> Directive
Transcribe the records exactly. Pictures do not belong in the transcription.

> Material for this task
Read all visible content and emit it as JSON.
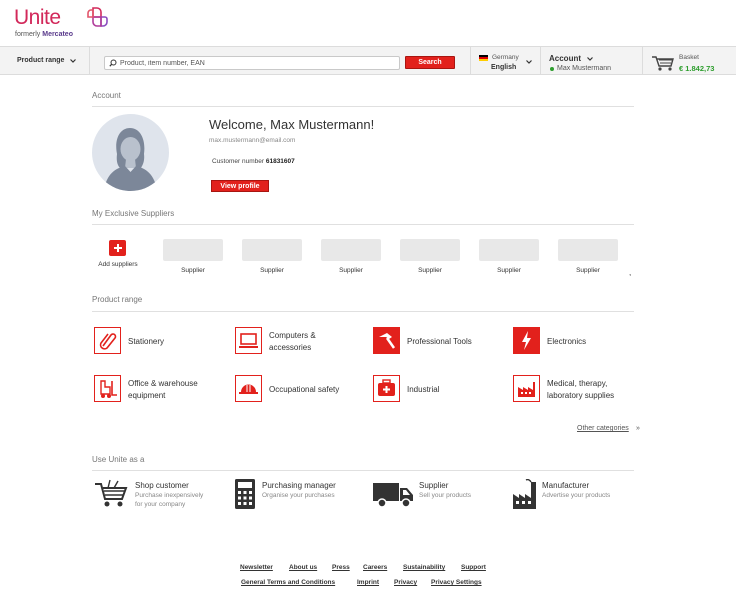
{
  "header": {
    "logo_text": "Unite",
    "logo_sub_prefix": "formerly",
    "logo_sub_brand": "Mercateo",
    "product_range_label": "Product range",
    "search_placeholder": "Product, item number, EAN",
    "search_button": "Search",
    "country": "Germany",
    "language": "English",
    "account_label": "Account",
    "account_user": "Max Mustermann",
    "basket_label": "Basket",
    "basket_total": "€ 1.842,73"
  },
  "colors": {
    "brand": "#e2211c",
    "logo": "#d2285a",
    "online": "#2e9e2e"
  },
  "account": {
    "section_title": "Account",
    "welcome": "Welcome, Max Mustermann!",
    "email": "max.mustermann@email.com",
    "customer_number_label": "Customer number",
    "customer_number": "61831607",
    "view_profile": "View profile"
  },
  "suppliers": {
    "section_title": "My Exclusive Suppliers",
    "add_label": "Add suppliers",
    "items": [
      {
        "label": "Supplier"
      },
      {
        "label": "Supplier"
      },
      {
        "label": "Supplier"
      },
      {
        "label": "Supplier"
      },
      {
        "label": "Supplier"
      },
      {
        "label": "Supplier"
      }
    ],
    "more": ","
  },
  "product_range": {
    "section_title": "Product range",
    "categories": [
      {
        "label": "Stationery",
        "icon": "paperclip-icon"
      },
      {
        "label": "Computers &",
        "label2": "accessories",
        "icon": "laptop-icon"
      },
      {
        "label": "Professional Tools",
        "icon": "hammer-icon"
      },
      {
        "label": "Electronics",
        "icon": "lightning-icon"
      },
      {
        "label": "Office & warehouse",
        "label2": "equipment",
        "icon": "forklift-icon"
      },
      {
        "label": "Occupational safety",
        "icon": "hardhat-icon"
      },
      {
        "label": "Industrial",
        "icon": "first-aid-icon"
      },
      {
        "label": "Medical, therapy,",
        "label2": "laboratory supplies",
        "icon": "factory-icon"
      }
    ],
    "other_categories": "Other categories",
    "other_arrow": "»"
  },
  "use_as": {
    "section_title": "Use Unite as a",
    "roles": [
      {
        "title": "Shop customer",
        "desc1": "Purchase inexpensively",
        "desc2": "for your company",
        "icon": "shopping-cart-icon"
      },
      {
        "title": "Purchasing manager",
        "desc1": "Organise your purchases",
        "desc2": "",
        "icon": "calculator-icon"
      },
      {
        "title": "Supplier",
        "desc1": "Sell your products",
        "desc2": "",
        "icon": "truck-icon"
      },
      {
        "title": "Manufacturer",
        "desc1": "Advertise your products",
        "desc2": "",
        "icon": "factory-icon"
      }
    ]
  },
  "footer": {
    "row1": [
      "Newsletter",
      "About us",
      "Press",
      "Careers",
      "Sustainability",
      "Support"
    ],
    "row2": [
      "General Terms and Conditions",
      "Imprint",
      "Privacy",
      "Privacy Settings"
    ]
  }
}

> The solution
Read all visible content and emit it as JSON.
{
  "header": {
    "logo_text": "Unite",
    "logo_sub_prefix": "formerly",
    "logo_sub_brand": "Mercateo",
    "product_range_label": "Product range",
    "search_placeholder": "Product, item number, EAN",
    "search_button": "Search",
    "country": "Germany",
    "language": "English",
    "account_label": "Account",
    "account_user": "Max Mustermann",
    "basket_label": "Basket",
    "basket_total": "€ 1.842,73"
  },
  "colors": {
    "brand": "#e2211c",
    "logo": "#d2285a",
    "online": "#2e9e2e"
  },
  "account": {
    "section_title": "Account",
    "welcome": "Welcome, Max Mustermann!",
    "email": "max.mustermann@email.com",
    "customer_number_label": "Customer number",
    "customer_number": "61831607",
    "view_profile": "View profile"
  },
  "suppliers": {
    "section_title": "My Exclusive Suppliers",
    "add_label": "Add suppliers",
    "items": [
      {
        "label": "Supplier"
      },
      {
        "label": "Supplier"
      },
      {
        "label": "Supplier"
      },
      {
        "label": "Supplier"
      },
      {
        "label": "Supplier"
      },
      {
        "label": "Supplier"
      }
    ],
    "more": ","
  },
  "product_range": {
    "section_title": "Product range",
    "categories": [
      {
        "label": "Stationery",
        "icon": "paperclip-icon"
      },
      {
        "label": "Computers &",
        "label2": "accessories",
        "icon": "laptop-icon"
      },
      {
        "label": "Professional Tools",
        "icon": "hammer-icon"
      },
      {
        "label": "Electronics",
        "icon": "lightning-icon"
      },
      {
        "label": "Office & warehouse",
        "label2": "equipment",
        "icon": "forklift-icon"
      },
      {
        "label": "Occupational safety",
        "icon": "hardhat-icon"
      },
      {
        "label": "Industrial",
        "icon": "first-aid-icon"
      },
      {
        "label": "Medical, therapy,",
        "label2": "laboratory supplies",
        "icon": "factory-icon"
      }
    ],
    "other_categories": "Other categories",
    "other_arrow": "»"
  },
  "use_as": {
    "section_title": "Use Unite as a",
    "roles": [
      {
        "title": "Shop customer",
        "desc1": "Purchase inexpensively",
        "desc2": "for your company",
        "icon": "shopping-cart-icon"
      },
      {
        "title": "Purchasing manager",
        "desc1": "Organise your purchases",
        "desc2": "",
        "icon": "calculator-icon"
      },
      {
        "title": "Supplier",
        "desc1": "Sell your products",
        "desc2": "",
        "icon": "truck-icon"
      },
      {
        "title": "Manufacturer",
        "desc1": "Advertise your products",
        "desc2": "",
        "icon": "factory-icon"
      }
    ]
  },
  "footer": {
    "row1": [
      "Newsletter",
      "About us",
      "Press",
      "Careers",
      "Sustainability",
      "Support"
    ],
    "row2": [
      "General Terms and Conditions",
      "Imprint",
      "Privacy",
      "Privacy Settings"
    ]
  }
}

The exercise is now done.